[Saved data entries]
━━━━━━━━━━━━━━━━━━━━
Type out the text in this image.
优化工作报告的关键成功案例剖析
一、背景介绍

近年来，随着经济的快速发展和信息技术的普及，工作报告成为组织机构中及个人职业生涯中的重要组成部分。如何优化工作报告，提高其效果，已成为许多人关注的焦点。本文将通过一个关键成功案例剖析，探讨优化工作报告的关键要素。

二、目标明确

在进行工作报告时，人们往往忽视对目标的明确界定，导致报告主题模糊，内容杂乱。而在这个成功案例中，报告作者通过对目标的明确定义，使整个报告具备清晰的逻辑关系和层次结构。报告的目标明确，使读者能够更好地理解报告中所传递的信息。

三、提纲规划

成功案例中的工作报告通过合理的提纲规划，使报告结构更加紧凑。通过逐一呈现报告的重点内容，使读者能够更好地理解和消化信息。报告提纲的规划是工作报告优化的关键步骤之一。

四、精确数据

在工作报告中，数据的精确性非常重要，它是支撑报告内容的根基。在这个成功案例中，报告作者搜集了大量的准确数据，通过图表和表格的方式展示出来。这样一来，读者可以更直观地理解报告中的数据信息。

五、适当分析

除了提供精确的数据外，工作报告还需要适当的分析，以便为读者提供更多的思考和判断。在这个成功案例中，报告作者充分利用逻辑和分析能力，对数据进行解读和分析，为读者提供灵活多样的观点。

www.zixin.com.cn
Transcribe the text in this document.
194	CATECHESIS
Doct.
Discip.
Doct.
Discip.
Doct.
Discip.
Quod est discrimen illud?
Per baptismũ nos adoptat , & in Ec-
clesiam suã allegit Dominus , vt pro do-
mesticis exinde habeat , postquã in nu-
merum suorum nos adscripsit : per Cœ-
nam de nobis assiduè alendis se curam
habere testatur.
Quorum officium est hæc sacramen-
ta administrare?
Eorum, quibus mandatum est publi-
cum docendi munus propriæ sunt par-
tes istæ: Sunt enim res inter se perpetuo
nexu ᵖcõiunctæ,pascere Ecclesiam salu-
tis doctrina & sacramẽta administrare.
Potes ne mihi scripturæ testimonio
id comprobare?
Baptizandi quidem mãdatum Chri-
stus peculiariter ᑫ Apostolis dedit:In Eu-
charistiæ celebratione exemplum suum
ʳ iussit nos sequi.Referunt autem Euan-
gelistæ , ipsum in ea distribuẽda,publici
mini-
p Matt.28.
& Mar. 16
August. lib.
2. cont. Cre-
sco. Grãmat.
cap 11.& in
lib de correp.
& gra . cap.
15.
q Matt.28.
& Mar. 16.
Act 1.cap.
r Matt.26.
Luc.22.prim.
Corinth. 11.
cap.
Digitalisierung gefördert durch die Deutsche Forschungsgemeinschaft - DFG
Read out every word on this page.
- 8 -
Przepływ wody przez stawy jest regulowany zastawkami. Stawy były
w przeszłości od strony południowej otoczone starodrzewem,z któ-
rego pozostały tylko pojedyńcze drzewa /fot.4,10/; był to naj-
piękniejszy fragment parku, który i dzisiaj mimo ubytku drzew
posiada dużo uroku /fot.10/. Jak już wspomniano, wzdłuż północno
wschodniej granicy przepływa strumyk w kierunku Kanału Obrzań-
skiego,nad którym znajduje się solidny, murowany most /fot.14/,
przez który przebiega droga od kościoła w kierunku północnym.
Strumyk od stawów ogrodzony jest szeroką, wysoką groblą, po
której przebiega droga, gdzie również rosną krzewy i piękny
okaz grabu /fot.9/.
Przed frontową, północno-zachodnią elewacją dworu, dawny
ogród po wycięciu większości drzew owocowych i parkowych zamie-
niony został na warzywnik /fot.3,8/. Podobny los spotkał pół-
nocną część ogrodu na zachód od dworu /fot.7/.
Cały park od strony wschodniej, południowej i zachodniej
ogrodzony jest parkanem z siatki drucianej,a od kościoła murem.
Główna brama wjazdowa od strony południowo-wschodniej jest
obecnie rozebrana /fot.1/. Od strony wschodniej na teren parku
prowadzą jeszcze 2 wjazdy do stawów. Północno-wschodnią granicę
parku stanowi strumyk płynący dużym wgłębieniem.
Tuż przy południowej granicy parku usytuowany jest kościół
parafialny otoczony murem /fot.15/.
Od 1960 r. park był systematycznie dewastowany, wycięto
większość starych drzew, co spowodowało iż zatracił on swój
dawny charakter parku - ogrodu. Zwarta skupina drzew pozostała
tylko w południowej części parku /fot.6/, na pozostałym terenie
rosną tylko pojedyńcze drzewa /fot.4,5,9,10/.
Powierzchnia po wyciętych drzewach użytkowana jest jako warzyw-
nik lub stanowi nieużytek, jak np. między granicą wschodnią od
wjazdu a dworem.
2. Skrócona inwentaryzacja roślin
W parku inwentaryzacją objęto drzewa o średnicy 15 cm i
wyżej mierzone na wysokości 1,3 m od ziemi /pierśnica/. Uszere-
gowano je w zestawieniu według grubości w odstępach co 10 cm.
━━━━━━━━━━━━━━━━━━━━
What you will do: Show every line from the entries above in which the word "wschodnią" appears.

Written response:
prowadzą jeszcze 2 wjazdy do stawów. Północno-wschodnią granicę
nik lub stanowi nieużytek, jak np. między granicą wschodnią od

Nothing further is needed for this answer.